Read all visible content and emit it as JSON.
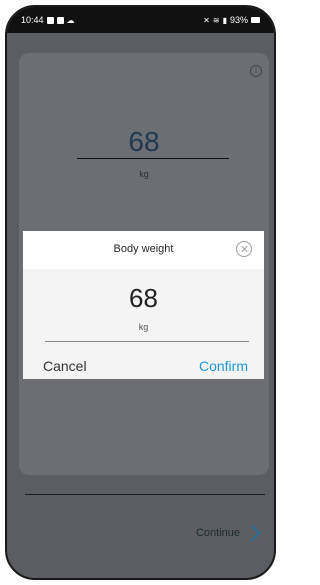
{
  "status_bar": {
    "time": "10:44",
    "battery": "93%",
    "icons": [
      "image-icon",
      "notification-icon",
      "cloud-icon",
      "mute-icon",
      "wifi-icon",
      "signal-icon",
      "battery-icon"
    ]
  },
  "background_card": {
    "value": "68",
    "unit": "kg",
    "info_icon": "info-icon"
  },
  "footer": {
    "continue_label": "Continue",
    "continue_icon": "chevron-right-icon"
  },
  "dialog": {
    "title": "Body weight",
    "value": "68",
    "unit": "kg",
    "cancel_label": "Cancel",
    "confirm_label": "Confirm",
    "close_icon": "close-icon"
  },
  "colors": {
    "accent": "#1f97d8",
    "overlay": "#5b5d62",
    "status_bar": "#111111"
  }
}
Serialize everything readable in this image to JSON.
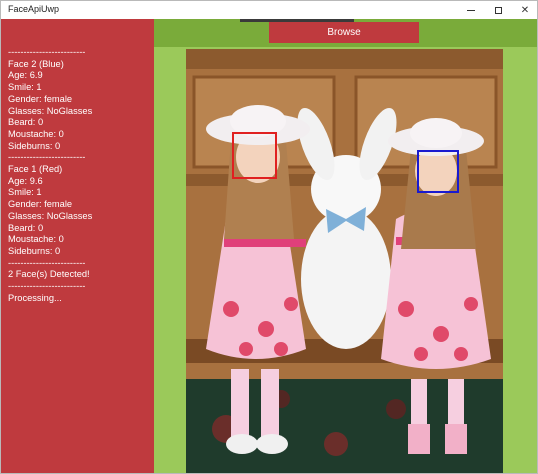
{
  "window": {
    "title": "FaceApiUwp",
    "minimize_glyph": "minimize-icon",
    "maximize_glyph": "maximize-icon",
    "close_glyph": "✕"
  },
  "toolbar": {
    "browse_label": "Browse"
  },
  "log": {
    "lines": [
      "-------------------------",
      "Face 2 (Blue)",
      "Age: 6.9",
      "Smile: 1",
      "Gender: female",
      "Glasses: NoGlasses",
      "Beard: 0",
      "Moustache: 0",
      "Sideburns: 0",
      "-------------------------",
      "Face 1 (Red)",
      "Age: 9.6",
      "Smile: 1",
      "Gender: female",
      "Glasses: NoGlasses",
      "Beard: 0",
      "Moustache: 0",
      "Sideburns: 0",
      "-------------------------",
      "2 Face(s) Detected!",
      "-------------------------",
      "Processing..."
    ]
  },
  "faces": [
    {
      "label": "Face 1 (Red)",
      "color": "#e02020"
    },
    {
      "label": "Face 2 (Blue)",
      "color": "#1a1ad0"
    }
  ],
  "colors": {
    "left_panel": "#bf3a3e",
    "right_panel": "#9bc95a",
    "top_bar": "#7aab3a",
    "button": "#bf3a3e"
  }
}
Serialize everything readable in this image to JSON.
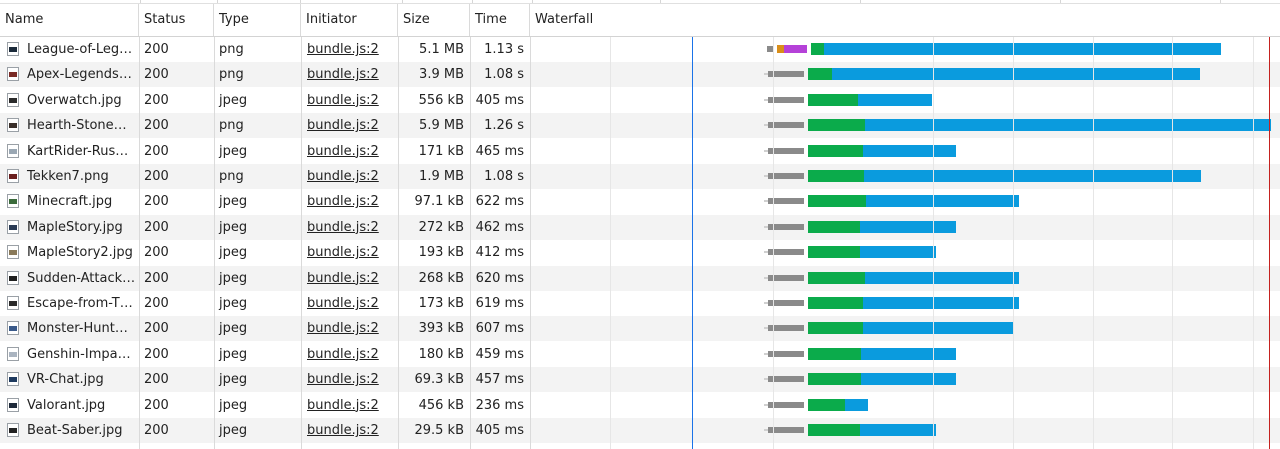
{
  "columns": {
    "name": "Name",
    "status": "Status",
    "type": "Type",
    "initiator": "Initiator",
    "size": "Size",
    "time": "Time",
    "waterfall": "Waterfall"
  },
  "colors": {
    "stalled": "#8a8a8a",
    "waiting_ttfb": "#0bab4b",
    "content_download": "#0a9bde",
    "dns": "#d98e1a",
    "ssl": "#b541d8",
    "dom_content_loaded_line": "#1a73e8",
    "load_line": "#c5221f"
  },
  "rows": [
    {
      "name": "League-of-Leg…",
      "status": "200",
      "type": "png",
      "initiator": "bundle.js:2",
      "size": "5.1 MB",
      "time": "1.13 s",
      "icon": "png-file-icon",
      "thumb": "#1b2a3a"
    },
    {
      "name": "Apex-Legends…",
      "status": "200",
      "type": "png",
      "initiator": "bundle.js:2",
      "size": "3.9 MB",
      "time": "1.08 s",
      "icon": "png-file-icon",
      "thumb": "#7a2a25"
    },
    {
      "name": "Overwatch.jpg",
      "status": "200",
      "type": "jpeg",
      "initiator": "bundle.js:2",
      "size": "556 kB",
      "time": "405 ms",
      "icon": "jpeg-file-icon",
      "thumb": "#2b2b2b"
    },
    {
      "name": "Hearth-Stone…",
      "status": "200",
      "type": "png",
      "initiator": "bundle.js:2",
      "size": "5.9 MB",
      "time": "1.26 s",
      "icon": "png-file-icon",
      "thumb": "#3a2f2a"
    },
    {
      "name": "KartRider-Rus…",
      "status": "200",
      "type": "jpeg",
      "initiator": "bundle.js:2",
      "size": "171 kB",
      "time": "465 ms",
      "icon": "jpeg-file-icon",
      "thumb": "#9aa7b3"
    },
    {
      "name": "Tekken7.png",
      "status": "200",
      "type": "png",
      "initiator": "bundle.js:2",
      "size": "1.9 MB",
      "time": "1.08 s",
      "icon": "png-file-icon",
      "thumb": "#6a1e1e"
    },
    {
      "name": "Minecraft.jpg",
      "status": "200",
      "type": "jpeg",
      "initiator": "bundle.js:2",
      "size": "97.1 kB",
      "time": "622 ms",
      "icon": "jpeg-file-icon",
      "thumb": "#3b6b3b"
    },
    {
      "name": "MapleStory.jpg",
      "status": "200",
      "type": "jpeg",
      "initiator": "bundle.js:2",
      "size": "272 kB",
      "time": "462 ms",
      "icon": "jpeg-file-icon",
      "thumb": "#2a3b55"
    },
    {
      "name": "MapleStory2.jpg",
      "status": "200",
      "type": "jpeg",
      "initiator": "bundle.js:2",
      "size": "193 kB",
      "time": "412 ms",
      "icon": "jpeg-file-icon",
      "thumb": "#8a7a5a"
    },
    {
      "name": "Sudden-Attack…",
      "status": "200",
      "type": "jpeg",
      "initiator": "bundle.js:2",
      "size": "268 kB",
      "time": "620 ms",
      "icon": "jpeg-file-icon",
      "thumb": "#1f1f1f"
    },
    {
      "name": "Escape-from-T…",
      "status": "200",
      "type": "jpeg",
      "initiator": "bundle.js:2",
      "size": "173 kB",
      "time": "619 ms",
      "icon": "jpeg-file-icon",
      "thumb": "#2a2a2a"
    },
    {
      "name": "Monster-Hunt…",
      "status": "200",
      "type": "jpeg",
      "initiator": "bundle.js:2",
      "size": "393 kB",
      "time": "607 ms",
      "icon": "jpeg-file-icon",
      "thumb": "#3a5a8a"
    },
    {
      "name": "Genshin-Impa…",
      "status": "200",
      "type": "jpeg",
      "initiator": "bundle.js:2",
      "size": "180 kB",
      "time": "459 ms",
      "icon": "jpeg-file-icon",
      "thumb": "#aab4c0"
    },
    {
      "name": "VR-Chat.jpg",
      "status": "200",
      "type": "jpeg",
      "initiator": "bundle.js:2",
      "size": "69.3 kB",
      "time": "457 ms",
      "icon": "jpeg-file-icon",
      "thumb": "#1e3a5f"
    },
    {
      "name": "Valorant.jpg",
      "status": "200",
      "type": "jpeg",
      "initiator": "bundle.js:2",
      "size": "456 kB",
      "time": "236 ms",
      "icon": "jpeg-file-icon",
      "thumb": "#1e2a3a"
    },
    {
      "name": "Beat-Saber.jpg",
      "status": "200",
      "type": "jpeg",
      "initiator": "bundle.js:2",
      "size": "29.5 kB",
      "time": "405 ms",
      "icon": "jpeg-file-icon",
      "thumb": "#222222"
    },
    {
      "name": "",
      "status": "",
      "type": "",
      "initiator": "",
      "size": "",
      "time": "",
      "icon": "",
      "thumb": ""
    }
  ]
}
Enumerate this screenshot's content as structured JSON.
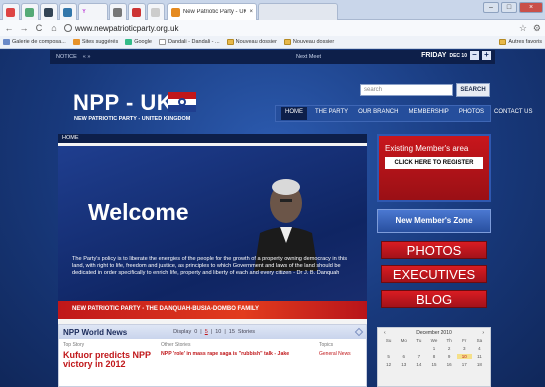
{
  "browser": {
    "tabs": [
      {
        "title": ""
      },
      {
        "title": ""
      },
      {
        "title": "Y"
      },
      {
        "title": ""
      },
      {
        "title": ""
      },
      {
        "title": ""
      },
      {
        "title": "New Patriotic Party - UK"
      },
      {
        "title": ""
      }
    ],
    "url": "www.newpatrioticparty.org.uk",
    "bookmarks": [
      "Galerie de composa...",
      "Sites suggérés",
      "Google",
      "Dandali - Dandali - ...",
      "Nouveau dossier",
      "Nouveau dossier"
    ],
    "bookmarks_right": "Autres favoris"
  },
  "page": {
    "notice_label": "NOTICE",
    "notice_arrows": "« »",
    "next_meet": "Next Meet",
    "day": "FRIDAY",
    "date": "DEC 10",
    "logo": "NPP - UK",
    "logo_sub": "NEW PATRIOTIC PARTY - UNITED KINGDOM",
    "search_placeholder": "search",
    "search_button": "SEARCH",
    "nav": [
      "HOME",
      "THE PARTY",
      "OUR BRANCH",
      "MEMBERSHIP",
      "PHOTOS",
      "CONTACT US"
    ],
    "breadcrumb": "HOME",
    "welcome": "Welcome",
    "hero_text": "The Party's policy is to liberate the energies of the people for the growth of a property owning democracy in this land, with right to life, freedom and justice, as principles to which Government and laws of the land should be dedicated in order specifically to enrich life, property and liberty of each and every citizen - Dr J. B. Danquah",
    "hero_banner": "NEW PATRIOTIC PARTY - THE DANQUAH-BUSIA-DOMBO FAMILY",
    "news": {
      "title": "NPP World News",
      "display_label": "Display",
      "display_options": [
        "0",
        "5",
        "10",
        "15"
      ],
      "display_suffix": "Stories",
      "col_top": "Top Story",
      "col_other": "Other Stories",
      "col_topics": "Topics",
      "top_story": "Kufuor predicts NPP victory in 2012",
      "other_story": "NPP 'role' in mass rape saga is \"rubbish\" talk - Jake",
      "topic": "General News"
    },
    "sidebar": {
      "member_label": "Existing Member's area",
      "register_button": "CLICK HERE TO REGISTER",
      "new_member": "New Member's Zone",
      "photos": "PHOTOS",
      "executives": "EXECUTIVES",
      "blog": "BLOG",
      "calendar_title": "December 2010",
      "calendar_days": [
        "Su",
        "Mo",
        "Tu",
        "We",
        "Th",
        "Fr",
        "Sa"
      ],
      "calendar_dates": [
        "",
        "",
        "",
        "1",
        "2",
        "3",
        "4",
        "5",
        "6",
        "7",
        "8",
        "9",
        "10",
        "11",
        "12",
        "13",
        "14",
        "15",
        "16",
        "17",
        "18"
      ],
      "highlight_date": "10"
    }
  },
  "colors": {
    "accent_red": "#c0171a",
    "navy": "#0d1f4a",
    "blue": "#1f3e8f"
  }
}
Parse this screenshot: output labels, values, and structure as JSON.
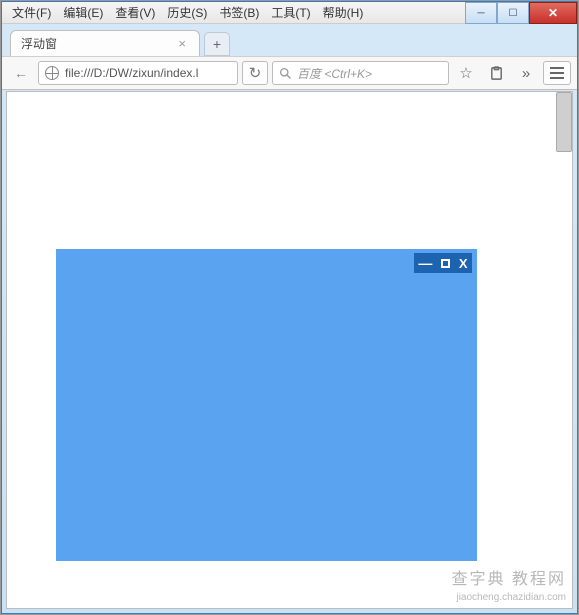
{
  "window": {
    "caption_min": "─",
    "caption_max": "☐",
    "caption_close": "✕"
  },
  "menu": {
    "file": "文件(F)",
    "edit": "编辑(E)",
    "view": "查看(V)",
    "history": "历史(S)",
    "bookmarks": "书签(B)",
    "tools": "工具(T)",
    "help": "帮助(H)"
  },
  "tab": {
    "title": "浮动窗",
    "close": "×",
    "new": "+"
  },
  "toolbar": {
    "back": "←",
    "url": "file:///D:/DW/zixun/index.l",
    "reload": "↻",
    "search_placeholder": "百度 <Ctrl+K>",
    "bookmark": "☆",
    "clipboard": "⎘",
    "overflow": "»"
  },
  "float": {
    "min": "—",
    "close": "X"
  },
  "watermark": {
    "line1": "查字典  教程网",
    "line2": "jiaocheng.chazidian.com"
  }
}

**Exercise:**
The pictures stay out; repeat exactly the lines from the one with "Parse this screenshot: output" to the end of the entries above, and nothing else.

**Expected answer:**
Parse this screenshot: output labels, values, and structure as JSON.
{
  "window": {
    "caption_min": "─",
    "caption_max": "☐",
    "caption_close": "✕"
  },
  "menu": {
    "file": "文件(F)",
    "edit": "编辑(E)",
    "view": "查看(V)",
    "history": "历史(S)",
    "bookmarks": "书签(B)",
    "tools": "工具(T)",
    "help": "帮助(H)"
  },
  "tab": {
    "title": "浮动窗",
    "close": "×",
    "new": "+"
  },
  "toolbar": {
    "back": "←",
    "url": "file:///D:/DW/zixun/index.l",
    "reload": "↻",
    "search_placeholder": "百度 <Ctrl+K>",
    "bookmark": "☆",
    "clipboard": "⎘",
    "overflow": "»"
  },
  "float": {
    "min": "—",
    "close": "X"
  },
  "watermark": {
    "line1": "查字典  教程网",
    "line2": "jiaocheng.chazidian.com"
  }
}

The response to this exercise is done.